## begin EXERCISE INPUT
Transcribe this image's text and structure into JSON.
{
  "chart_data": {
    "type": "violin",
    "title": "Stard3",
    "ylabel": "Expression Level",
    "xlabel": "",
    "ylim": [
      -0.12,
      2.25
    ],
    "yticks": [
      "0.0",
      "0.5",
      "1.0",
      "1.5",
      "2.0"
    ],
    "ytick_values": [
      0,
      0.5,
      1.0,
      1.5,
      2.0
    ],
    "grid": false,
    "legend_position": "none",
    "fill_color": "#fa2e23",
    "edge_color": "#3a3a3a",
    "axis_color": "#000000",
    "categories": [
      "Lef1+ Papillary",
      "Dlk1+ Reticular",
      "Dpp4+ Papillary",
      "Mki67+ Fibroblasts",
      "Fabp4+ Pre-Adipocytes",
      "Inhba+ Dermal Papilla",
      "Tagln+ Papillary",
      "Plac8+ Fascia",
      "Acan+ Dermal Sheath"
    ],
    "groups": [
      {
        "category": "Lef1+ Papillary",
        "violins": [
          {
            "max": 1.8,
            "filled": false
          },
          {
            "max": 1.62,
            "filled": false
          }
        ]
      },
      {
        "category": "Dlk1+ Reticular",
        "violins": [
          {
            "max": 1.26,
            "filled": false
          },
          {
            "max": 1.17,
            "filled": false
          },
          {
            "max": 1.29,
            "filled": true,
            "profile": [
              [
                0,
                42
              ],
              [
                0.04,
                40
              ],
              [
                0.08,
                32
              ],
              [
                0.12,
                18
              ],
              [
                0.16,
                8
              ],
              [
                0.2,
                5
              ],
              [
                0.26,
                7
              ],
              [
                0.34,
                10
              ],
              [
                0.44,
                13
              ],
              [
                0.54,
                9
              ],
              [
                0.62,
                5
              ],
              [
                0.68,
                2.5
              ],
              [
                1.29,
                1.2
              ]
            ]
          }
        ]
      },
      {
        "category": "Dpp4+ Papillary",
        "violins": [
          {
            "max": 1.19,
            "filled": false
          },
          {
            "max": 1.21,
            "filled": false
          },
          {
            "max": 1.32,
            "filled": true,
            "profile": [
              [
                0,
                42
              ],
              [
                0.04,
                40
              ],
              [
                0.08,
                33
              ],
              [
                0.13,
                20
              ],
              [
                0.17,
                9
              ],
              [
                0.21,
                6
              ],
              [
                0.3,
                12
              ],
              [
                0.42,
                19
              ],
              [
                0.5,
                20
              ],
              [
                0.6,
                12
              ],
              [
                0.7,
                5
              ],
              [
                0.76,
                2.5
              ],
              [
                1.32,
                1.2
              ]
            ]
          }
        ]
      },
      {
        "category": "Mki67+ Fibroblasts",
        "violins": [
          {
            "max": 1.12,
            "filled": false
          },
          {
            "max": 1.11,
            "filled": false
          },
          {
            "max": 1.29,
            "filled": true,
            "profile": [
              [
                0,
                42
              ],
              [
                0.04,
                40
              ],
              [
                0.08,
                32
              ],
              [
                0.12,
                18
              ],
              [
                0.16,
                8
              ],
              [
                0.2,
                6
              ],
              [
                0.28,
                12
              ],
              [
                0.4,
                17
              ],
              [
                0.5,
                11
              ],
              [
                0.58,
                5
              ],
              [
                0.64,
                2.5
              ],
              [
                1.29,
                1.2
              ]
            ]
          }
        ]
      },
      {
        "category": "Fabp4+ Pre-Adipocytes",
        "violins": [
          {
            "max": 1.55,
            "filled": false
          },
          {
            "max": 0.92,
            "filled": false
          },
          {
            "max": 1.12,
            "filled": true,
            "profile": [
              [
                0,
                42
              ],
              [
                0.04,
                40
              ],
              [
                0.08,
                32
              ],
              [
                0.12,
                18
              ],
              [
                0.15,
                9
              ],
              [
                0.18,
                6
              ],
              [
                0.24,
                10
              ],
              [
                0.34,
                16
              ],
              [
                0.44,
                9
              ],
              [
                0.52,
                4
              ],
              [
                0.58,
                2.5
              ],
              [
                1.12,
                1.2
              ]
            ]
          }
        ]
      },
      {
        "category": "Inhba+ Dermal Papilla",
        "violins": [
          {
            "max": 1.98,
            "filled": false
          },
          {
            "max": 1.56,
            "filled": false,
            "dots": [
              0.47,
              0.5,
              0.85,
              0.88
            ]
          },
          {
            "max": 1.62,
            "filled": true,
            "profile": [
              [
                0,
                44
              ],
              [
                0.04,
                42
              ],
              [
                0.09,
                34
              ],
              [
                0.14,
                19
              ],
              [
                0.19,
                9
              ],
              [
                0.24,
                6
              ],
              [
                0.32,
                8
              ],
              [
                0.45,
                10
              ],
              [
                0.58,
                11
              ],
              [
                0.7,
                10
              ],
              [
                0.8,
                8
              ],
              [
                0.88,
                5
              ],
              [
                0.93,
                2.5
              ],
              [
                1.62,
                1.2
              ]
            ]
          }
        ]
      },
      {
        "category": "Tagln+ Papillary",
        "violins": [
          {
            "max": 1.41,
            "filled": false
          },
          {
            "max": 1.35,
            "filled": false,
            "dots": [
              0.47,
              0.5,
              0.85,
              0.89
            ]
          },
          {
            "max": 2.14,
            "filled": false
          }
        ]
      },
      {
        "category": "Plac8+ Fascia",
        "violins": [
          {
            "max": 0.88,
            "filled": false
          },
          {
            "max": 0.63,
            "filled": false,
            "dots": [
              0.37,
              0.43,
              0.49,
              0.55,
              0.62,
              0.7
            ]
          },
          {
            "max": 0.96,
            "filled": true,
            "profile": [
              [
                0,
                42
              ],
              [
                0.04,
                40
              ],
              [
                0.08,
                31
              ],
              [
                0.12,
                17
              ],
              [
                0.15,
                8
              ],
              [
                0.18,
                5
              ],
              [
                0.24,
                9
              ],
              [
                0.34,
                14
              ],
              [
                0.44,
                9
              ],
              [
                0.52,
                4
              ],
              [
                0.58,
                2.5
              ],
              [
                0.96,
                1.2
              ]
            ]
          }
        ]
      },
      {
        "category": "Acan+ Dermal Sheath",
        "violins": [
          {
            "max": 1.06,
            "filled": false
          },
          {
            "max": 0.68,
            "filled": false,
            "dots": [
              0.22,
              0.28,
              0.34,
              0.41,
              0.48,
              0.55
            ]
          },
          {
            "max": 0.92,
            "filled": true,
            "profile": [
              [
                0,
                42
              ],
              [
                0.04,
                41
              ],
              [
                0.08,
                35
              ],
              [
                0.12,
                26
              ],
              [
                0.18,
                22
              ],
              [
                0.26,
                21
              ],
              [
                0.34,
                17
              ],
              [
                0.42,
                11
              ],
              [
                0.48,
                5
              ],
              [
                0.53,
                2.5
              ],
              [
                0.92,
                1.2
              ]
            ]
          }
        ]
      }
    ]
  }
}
## end EXERCISE INPUT
**REQUEST:** Reproduce all of the records exactly.

**RESPONSE TO THE EXERCISE:**
Transcribe this image's text and structure into JSON.
{
  "chart_data": {
    "type": "violin",
    "title": "Stard3",
    "ylabel": "Expression Level",
    "xlabel": "",
    "ylim": [
      -0.12,
      2.25
    ],
    "yticks": [
      "0.0",
      "0.5",
      "1.0",
      "1.5",
      "2.0"
    ],
    "ytick_values": [
      0,
      0.5,
      1.0,
      1.5,
      2.0
    ],
    "grid": false,
    "legend_position": "none",
    "fill_color": "#fa2e23",
    "edge_color": "#3a3a3a",
    "axis_color": "#000000",
    "categories": [
      "Lef1+ Papillary",
      "Dlk1+ Reticular",
      "Dpp4+ Papillary",
      "Mki67+ Fibroblasts",
      "Fabp4+ Pre-Adipocytes",
      "Inhba+ Dermal Papilla",
      "Tagln+ Papillary",
      "Plac8+ Fascia",
      "Acan+ Dermal Sheath"
    ],
    "groups": [
      {
        "category": "Lef1+ Papillary",
        "violins": [
          {
            "max": 1.8,
            "filled": false
          },
          {
            "max": 1.62,
            "filled": false
          }
        ]
      },
      {
        "category": "Dlk1+ Reticular",
        "violins": [
          {
            "max": 1.26,
            "filled": false
          },
          {
            "max": 1.17,
            "filled": false
          },
          {
            "max": 1.29,
            "filled": true,
            "profile": [
              [
                0,
                42
              ],
              [
                0.04,
                40
              ],
              [
                0.08,
                32
              ],
              [
                0.12,
                18
              ],
              [
                0.16,
                8
              ],
              [
                0.2,
                5
              ],
              [
                0.26,
                7
              ],
              [
                0.34,
                10
              ],
              [
                0.44,
                13
              ],
              [
                0.54,
                9
              ],
              [
                0.62,
                5
              ],
              [
                0.68,
                2.5
              ],
              [
                1.29,
                1.2
              ]
            ]
          }
        ]
      },
      {
        "category": "Dpp4+ Papillary",
        "violins": [
          {
            "max": 1.19,
            "filled": false
          },
          {
            "max": 1.21,
            "filled": false
          },
          {
            "max": 1.32,
            "filled": true,
            "profile": [
              [
                0,
                42
              ],
              [
                0.04,
                40
              ],
              [
                0.08,
                33
              ],
              [
                0.13,
                20
              ],
              [
                0.17,
                9
              ],
              [
                0.21,
                6
              ],
              [
                0.3,
                12
              ],
              [
                0.42,
                19
              ],
              [
                0.5,
                20
              ],
              [
                0.6,
                12
              ],
              [
                0.7,
                5
              ],
              [
                0.76,
                2.5
              ],
              [
                1.32,
                1.2
              ]
            ]
          }
        ]
      },
      {
        "category": "Mki67+ Fibroblasts",
        "violins": [
          {
            "max": 1.12,
            "filled": false
          },
          {
            "max": 1.11,
            "filled": false
          },
          {
            "max": 1.29,
            "filled": true,
            "profile": [
              [
                0,
                42
              ],
              [
                0.04,
                40
              ],
              [
                0.08,
                32
              ],
              [
                0.12,
                18
              ],
              [
                0.16,
                8
              ],
              [
                0.2,
                6
              ],
              [
                0.28,
                12
              ],
              [
                0.4,
                17
              ],
              [
                0.5,
                11
              ],
              [
                0.58,
                5
              ],
              [
                0.64,
                2.5
              ],
              [
                1.29,
                1.2
              ]
            ]
          }
        ]
      },
      {
        "category": "Fabp4+ Pre-Adipocytes",
        "violins": [
          {
            "max": 1.55,
            "filled": false
          },
          {
            "max": 0.92,
            "filled": false
          },
          {
            "max": 1.12,
            "filled": true,
            "profile": [
              [
                0,
                42
              ],
              [
                0.04,
                40
              ],
              [
                0.08,
                32
              ],
              [
                0.12,
                18
              ],
              [
                0.15,
                9
              ],
              [
                0.18,
                6
              ],
              [
                0.24,
                10
              ],
              [
                0.34,
                16
              ],
              [
                0.44,
                9
              ],
              [
                0.52,
                4
              ],
              [
                0.58,
                2.5
              ],
              [
                1.12,
                1.2
              ]
            ]
          }
        ]
      },
      {
        "category": "Inhba+ Dermal Papilla",
        "violins": [
          {
            "max": 1.98,
            "filled": false
          },
          {
            "max": 1.56,
            "filled": false,
            "dots": [
              0.47,
              0.5,
              0.85,
              0.88
            ]
          },
          {
            "max": 1.62,
            "filled": true,
            "profile": [
              [
                0,
                44
              ],
              [
                0.04,
                42
              ],
              [
                0.09,
                34
              ],
              [
                0.14,
                19
              ],
              [
                0.19,
                9
              ],
              [
                0.24,
                6
              ],
              [
                0.32,
                8
              ],
              [
                0.45,
                10
              ],
              [
                0.58,
                11
              ],
              [
                0.7,
                10
              ],
              [
                0.8,
                8
              ],
              [
                0.88,
                5
              ],
              [
                0.93,
                2.5
              ],
              [
                1.62,
                1.2
              ]
            ]
          }
        ]
      },
      {
        "category": "Tagln+ Papillary",
        "violins": [
          {
            "max": 1.41,
            "filled": false
          },
          {
            "max": 1.35,
            "filled": false,
            "dots": [
              0.47,
              0.5,
              0.85,
              0.89
            ]
          },
          {
            "max": 2.14,
            "filled": false
          }
        ]
      },
      {
        "category": "Plac8+ Fascia",
        "violins": [
          {
            "max": 0.88,
            "filled": false
          },
          {
            "max": 0.63,
            "filled": false,
            "dots": [
              0.37,
              0.43,
              0.49,
              0.55,
              0.62,
              0.7
            ]
          },
          {
            "max": 0.96,
            "filled": true,
            "profile": [
              [
                0,
                42
              ],
              [
                0.04,
                40
              ],
              [
                0.08,
                31
              ],
              [
                0.12,
                17
              ],
              [
                0.15,
                8
              ],
              [
                0.18,
                5
              ],
              [
                0.24,
                9
              ],
              [
                0.34,
                14
              ],
              [
                0.44,
                9
              ],
              [
                0.52,
                4
              ],
              [
                0.58,
                2.5
              ],
              [
                0.96,
                1.2
              ]
            ]
          }
        ]
      },
      {
        "category": "Acan+ Dermal Sheath",
        "violins": [
          {
            "max": 1.06,
            "filled": false
          },
          {
            "max": 0.68,
            "filled": false,
            "dots": [
              0.22,
              0.28,
              0.34,
              0.41,
              0.48,
              0.55
            ]
          },
          {
            "max": 0.92,
            "filled": true,
            "profile": [
              [
                0,
                42
              ],
              [
                0.04,
                41
              ],
              [
                0.08,
                35
              ],
              [
                0.12,
                26
              ],
              [
                0.18,
                22
              ],
              [
                0.26,
                21
              ],
              [
                0.34,
                17
              ],
              [
                0.42,
                11
              ],
              [
                0.48,
                5
              ],
              [
                0.53,
                2.5
              ],
              [
                0.92,
                1.2
              ]
            ]
          }
        ]
      }
    ]
  }
}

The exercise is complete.